---------- Input data ----------

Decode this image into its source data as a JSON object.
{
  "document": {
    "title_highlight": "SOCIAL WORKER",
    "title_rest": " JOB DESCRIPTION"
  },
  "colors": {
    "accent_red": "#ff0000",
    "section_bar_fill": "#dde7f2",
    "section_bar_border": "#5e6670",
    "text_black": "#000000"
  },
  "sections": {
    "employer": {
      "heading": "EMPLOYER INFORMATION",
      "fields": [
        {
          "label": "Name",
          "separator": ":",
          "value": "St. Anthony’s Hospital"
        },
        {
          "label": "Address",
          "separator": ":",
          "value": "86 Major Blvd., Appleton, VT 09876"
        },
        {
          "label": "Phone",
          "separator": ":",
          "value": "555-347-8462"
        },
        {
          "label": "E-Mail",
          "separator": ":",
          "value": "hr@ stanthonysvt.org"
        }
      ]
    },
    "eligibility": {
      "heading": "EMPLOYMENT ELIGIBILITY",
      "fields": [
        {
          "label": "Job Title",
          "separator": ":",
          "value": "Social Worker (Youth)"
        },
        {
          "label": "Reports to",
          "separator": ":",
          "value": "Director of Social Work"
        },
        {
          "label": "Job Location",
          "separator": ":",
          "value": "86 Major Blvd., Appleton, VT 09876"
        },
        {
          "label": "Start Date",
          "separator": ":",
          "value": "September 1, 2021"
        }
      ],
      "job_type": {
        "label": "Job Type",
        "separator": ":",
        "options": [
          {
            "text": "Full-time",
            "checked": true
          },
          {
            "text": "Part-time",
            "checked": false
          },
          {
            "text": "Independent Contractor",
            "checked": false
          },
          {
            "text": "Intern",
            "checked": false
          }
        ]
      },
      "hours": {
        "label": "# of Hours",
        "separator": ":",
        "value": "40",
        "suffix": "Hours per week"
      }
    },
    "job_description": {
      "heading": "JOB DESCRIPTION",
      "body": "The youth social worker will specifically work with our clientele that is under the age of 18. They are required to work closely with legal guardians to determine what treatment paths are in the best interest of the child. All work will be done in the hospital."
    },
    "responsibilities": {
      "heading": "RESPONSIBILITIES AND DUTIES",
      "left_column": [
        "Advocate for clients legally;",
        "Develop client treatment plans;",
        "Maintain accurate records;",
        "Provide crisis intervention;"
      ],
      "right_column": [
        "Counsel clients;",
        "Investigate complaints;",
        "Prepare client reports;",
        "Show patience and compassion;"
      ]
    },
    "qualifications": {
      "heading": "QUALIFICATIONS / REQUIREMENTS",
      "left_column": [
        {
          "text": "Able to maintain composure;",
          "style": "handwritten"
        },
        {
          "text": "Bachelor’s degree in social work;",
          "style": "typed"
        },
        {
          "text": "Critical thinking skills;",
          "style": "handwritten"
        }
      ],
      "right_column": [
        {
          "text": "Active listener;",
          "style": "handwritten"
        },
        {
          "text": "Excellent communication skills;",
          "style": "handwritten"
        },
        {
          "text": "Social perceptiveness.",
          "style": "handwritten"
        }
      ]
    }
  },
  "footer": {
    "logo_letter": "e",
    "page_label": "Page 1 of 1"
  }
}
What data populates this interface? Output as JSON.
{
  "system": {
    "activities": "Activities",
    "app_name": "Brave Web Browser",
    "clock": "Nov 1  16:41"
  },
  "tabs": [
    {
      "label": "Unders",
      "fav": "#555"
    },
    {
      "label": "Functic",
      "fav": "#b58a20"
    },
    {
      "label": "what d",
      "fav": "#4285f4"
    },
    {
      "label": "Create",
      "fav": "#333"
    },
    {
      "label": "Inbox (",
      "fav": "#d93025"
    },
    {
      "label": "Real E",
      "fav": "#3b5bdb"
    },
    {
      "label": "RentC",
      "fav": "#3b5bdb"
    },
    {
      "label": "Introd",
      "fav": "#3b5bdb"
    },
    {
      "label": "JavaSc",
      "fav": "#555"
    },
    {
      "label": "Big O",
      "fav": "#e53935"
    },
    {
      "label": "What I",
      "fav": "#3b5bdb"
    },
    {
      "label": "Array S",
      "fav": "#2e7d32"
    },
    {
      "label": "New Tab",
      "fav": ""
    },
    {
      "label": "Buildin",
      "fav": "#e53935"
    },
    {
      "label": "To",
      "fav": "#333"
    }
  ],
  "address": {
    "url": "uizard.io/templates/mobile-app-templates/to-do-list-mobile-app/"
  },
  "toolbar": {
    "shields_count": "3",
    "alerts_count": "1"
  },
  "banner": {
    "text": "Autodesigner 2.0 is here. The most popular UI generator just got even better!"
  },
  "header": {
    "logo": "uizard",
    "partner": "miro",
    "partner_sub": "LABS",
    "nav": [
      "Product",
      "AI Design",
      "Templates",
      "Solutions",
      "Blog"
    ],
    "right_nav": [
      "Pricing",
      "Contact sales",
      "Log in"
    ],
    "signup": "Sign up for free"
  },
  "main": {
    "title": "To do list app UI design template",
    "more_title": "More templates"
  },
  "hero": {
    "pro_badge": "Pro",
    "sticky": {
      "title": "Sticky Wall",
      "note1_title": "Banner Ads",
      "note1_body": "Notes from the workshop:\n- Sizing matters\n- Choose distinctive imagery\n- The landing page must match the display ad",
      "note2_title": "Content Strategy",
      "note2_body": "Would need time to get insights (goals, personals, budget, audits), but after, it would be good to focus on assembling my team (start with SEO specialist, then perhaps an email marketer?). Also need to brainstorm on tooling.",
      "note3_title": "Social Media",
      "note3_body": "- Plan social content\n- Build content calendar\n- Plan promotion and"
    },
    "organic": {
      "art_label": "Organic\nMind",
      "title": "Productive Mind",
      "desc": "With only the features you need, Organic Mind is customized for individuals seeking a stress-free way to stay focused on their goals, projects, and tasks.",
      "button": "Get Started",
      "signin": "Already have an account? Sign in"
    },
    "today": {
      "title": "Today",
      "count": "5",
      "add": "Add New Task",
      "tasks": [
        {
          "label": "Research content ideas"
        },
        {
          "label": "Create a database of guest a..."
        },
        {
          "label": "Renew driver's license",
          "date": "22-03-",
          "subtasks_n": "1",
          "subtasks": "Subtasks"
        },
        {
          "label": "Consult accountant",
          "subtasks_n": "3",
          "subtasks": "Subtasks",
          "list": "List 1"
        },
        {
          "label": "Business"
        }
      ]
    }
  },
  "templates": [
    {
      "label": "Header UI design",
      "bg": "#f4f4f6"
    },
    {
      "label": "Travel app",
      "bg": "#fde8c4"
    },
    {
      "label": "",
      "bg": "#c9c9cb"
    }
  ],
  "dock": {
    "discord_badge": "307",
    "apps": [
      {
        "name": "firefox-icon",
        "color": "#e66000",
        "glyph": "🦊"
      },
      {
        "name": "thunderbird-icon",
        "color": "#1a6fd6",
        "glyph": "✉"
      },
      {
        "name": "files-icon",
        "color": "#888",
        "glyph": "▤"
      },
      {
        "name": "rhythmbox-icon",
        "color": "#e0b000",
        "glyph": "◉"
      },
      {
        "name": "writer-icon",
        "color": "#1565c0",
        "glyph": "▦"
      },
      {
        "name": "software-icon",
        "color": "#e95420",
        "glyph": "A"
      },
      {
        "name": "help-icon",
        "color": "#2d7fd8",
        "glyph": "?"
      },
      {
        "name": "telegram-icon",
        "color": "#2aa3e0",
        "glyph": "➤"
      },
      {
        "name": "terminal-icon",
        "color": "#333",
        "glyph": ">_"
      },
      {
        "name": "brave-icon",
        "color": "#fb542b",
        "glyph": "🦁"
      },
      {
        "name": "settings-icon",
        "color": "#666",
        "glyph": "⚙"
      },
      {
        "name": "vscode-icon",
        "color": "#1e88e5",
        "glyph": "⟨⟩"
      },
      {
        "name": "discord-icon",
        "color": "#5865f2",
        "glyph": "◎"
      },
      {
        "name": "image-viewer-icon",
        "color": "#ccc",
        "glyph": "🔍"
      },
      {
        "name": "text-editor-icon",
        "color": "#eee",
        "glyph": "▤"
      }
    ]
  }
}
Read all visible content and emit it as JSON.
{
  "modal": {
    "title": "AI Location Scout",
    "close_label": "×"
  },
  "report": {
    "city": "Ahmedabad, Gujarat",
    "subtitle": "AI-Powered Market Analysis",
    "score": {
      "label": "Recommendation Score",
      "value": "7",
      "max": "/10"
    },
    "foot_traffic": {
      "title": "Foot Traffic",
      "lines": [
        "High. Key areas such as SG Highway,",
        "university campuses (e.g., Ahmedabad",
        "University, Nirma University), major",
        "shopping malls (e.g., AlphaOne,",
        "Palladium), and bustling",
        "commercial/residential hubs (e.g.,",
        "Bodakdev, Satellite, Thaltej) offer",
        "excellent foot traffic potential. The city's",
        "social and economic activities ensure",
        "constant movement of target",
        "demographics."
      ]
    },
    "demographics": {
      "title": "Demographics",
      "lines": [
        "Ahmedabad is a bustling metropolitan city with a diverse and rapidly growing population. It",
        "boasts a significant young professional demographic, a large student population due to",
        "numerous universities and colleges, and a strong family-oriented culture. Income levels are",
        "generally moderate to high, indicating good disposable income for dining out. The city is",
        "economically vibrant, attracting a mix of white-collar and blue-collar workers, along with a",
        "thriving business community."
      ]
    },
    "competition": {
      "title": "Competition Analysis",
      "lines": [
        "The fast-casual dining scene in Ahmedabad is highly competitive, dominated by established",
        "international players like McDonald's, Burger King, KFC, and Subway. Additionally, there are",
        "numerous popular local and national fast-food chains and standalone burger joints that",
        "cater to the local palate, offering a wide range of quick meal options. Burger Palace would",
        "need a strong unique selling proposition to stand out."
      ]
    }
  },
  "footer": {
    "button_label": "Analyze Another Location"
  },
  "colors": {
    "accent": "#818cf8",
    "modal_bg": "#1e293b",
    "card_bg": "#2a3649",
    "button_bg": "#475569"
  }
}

----------

- Stated exercise
Each line above that includes "activities" should be shown.

- Answer for this exercise
    "activities": "Activities",
        "social and economic activities ensure",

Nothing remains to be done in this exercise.